── TASK MATERIAL ──

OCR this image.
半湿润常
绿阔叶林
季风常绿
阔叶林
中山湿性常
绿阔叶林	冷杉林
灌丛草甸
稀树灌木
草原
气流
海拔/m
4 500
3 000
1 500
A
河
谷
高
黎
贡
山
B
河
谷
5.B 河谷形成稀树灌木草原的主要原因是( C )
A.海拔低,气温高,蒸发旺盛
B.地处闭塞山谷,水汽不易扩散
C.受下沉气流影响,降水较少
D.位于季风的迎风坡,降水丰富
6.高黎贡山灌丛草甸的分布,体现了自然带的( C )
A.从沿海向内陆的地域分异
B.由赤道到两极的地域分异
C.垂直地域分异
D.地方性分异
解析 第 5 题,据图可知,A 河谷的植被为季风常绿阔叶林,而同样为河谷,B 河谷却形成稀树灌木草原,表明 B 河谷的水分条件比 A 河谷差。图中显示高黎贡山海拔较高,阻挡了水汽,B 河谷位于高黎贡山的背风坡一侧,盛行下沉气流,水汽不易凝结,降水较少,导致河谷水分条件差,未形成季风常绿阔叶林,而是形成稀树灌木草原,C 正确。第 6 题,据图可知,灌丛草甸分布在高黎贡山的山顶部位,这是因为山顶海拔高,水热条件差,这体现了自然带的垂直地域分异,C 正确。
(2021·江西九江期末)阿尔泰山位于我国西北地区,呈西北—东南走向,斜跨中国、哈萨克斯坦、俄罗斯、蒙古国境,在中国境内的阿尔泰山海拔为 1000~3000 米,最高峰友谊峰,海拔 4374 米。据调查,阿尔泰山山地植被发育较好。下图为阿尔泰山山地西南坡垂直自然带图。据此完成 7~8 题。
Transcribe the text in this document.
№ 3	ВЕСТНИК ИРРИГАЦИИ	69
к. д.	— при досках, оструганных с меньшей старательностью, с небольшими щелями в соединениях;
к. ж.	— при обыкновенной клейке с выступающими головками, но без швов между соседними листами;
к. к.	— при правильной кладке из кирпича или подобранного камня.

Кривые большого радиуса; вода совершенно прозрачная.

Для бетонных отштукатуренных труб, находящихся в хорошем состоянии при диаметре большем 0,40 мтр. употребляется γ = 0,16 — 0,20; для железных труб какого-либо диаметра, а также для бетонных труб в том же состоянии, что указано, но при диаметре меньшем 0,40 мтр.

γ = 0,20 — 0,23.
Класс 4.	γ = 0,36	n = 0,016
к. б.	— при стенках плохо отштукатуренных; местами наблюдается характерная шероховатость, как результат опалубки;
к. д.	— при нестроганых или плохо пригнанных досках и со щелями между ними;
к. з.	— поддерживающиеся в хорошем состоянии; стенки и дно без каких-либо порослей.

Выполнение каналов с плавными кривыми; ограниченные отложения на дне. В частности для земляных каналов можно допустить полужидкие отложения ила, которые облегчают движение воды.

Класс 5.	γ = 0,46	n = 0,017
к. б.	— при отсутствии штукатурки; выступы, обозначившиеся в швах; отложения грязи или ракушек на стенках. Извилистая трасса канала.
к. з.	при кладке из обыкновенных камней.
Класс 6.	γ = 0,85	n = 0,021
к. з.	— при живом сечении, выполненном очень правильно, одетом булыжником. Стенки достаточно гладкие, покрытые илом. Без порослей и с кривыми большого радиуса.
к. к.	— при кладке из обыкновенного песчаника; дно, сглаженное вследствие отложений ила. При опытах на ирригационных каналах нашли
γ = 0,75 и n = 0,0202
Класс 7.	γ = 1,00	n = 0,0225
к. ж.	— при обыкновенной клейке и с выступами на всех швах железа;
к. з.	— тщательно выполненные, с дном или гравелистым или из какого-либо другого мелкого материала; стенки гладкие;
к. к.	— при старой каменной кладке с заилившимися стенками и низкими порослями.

───

**CHALLENGE:**
Find the word "обыкновенной" in the records and pull out each line that has it.

**TASK RESULT:**
к. ж.	— при обыкновенной клейке с выступающими головками, но без швов между соседними листами;
к. ж.	— при обыкновенной клейке и с выступами на всех швах железа;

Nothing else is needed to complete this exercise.